┌─ Quoted passage

Senior AI Compiler Engineer, Mlir

NVIDIA NVIDIA · Semiconductors · Santa Clara, CA +5 · Remote

NVIDIA is hiring a Senior AI Compiler Engineer to build an MLIR-based AI compiler for their inference engine, focusing on performance, low memory usage, and usability across data center and edge. The role involves developing graph representations, optimizations, defining APIs, and implementing compiler optimizations and kernel generation for neural networks.

What you'd actually do

  1. Develop MLIR-based graph representations and optimizations for future GPU architectures.
  2. Partner with framework and hardware teams to enable new model patterns and upcoming GPU architectural features.
  3. Define APIs and MLIR dialects, conduct performance optimizations and analysis, implement compiler optimizations and kernel generation for neural networks, and contribute to other general software engineering work.

Skills

Required

  • Bachelor's, Master's, or Ph.D. in Computer Science, Computer Engineering, a related field, or equivalent experience.
  • 3+ years of relevant work or research experience in performance analysis and compiler optimizations.
  • Experience with compiler technologies such as MLIR, XLA, and LLVM.
  • Excellent C/C++ and Python programming and software design skills, including debugging, performance analysis, and testing.
  • Ability to work independently, define project goals and scope, and lead your own development efforts.
  • Strong interpersonal skills and the ability to thrive in a fast-moving, dynamic, product-oriented team.

└─

» Problems to solve
• A. Reproduce the part of the job posting that opens with the words containing "1. Develop MLIR-based" and closes with "GPU architectural features.".
• B. Please write out the lines of the records from the very first line through the line containing "nav-divider (155, 305, 308, 307)", with both of those lines included.

┌─ Material for this exercise

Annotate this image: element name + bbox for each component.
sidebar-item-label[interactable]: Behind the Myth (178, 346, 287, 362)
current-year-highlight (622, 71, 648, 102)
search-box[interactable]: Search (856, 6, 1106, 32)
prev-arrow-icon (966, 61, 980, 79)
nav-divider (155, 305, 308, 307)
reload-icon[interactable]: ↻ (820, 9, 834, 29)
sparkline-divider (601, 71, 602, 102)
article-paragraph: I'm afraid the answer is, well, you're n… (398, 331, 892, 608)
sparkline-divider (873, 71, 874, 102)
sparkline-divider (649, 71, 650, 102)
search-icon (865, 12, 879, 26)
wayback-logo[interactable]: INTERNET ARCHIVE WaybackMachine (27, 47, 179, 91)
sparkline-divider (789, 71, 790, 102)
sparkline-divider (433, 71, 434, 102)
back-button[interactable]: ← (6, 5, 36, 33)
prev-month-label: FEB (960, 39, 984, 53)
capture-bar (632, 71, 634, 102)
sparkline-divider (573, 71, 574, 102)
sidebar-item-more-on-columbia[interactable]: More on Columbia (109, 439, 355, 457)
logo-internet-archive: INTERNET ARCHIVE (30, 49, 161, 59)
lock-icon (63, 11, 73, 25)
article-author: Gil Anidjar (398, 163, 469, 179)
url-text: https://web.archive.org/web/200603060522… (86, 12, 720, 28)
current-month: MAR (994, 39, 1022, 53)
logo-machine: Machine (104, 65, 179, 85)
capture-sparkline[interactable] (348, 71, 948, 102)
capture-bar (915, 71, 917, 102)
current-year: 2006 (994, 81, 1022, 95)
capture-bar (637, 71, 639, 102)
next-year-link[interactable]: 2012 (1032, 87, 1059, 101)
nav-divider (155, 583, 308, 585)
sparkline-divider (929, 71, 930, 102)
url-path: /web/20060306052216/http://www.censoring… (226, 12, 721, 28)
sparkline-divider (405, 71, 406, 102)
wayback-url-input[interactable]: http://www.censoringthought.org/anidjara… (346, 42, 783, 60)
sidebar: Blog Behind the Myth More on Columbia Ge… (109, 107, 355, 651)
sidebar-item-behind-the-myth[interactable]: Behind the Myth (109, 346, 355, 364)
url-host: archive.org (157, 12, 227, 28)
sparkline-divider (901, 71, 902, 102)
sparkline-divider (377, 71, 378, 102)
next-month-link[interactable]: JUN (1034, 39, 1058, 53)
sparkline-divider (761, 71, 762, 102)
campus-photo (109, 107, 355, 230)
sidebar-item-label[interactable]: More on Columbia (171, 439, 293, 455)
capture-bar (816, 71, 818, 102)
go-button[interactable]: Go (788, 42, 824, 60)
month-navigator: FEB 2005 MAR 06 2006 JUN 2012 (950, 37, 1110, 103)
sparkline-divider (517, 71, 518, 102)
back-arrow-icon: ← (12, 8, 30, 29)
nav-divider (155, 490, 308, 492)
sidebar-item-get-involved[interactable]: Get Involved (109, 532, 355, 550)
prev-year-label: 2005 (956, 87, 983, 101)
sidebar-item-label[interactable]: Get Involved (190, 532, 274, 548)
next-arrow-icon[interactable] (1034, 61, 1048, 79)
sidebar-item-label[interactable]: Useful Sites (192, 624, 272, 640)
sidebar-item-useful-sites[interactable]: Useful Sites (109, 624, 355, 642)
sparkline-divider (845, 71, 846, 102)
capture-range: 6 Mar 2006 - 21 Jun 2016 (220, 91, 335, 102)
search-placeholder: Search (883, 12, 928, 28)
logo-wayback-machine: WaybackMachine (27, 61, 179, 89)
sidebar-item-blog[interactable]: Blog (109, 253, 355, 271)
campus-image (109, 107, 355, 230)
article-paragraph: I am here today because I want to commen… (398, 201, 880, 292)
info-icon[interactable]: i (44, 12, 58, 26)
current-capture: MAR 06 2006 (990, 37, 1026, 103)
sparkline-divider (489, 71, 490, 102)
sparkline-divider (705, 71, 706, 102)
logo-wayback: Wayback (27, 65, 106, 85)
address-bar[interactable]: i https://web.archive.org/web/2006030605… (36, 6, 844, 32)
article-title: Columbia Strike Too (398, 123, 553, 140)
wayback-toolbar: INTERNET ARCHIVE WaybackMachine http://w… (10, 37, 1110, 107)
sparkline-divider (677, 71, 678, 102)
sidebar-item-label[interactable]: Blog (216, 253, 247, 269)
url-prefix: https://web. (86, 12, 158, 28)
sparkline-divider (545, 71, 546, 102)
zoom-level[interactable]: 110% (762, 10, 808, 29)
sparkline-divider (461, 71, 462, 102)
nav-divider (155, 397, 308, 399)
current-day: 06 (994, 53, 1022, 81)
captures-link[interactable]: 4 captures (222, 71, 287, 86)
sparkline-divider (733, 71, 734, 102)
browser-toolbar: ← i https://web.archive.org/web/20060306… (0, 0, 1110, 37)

└─

» Expected responses
• A.
1. Develop MLIR-based graph representations and optimizations for future GPU architectures.
  2. Partner with framework and hardware teams to enable new model patterns and upcoming GPU architectural features.

• B.
Annotate this image: element name + bbox for each component.
sidebar-item-label[interactable]: Behind the Myth (178, 346, 287, 362)
current-year-highlight (622, 71, 648, 102)
search-box[interactable]: Search (856, 6, 1106, 32)
prev-arrow-icon (966, 61, 980, 79)
nav-divider (155, 305, 308, 307)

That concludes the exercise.